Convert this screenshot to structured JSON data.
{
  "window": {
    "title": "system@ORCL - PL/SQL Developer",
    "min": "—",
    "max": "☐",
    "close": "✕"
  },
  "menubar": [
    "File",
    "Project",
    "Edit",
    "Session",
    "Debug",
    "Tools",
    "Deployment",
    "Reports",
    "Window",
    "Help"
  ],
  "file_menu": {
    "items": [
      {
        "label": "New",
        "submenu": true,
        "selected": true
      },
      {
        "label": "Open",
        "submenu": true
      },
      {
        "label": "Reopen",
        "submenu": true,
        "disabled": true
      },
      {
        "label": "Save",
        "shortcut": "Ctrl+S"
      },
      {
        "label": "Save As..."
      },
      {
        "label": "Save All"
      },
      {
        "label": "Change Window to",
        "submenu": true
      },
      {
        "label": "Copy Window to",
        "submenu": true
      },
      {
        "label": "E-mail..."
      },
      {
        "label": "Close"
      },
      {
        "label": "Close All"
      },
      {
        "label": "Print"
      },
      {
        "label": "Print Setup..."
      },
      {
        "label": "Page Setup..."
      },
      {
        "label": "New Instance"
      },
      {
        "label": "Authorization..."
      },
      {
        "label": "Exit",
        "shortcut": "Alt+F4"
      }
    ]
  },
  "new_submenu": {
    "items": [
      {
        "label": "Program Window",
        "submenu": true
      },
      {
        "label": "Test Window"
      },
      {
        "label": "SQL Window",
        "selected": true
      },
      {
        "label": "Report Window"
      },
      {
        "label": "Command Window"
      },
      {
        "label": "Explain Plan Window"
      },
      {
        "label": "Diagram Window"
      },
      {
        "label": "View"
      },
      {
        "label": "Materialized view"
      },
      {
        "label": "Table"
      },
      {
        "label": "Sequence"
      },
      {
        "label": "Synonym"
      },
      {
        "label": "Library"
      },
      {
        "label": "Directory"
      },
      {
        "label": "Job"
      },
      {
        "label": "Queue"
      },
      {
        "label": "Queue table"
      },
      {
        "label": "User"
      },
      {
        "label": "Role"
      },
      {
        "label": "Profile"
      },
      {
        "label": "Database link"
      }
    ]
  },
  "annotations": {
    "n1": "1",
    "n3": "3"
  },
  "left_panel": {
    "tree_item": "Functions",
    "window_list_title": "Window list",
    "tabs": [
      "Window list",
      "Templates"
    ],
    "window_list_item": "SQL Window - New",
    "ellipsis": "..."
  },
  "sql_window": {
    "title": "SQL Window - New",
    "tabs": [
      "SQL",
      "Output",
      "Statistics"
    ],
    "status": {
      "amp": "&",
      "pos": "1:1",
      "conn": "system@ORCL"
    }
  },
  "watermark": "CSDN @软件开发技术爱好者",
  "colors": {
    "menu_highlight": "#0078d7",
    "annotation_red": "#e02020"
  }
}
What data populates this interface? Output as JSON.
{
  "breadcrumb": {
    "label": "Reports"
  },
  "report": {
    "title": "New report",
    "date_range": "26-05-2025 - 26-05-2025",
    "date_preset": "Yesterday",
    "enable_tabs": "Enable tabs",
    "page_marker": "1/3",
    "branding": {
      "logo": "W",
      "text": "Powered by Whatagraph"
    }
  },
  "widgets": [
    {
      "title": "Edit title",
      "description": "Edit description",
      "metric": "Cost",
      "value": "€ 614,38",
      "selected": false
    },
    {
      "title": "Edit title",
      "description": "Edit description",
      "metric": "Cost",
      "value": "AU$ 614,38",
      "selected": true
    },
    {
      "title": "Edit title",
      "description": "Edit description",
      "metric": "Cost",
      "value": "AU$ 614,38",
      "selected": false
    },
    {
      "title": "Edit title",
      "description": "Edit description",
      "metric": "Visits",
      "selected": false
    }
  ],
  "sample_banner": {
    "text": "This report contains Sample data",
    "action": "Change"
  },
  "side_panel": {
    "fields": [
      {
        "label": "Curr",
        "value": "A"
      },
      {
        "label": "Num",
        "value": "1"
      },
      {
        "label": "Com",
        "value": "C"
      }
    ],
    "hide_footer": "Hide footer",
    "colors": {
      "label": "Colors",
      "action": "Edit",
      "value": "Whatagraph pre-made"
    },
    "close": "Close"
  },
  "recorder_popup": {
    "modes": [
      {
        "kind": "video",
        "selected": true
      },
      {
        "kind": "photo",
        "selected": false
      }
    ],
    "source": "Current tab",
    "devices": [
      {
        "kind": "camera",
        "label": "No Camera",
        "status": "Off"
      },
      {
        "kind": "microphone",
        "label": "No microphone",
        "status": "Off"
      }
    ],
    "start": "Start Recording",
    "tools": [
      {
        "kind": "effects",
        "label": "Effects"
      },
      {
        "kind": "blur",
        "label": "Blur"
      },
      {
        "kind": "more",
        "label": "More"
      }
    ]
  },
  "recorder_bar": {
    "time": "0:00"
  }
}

++++++++

Task: All lines in the data that contain the word "text" should be copied.

Task solution:
      "text": "Powered by Whatagraph"
    "text": "This report contains Sample data",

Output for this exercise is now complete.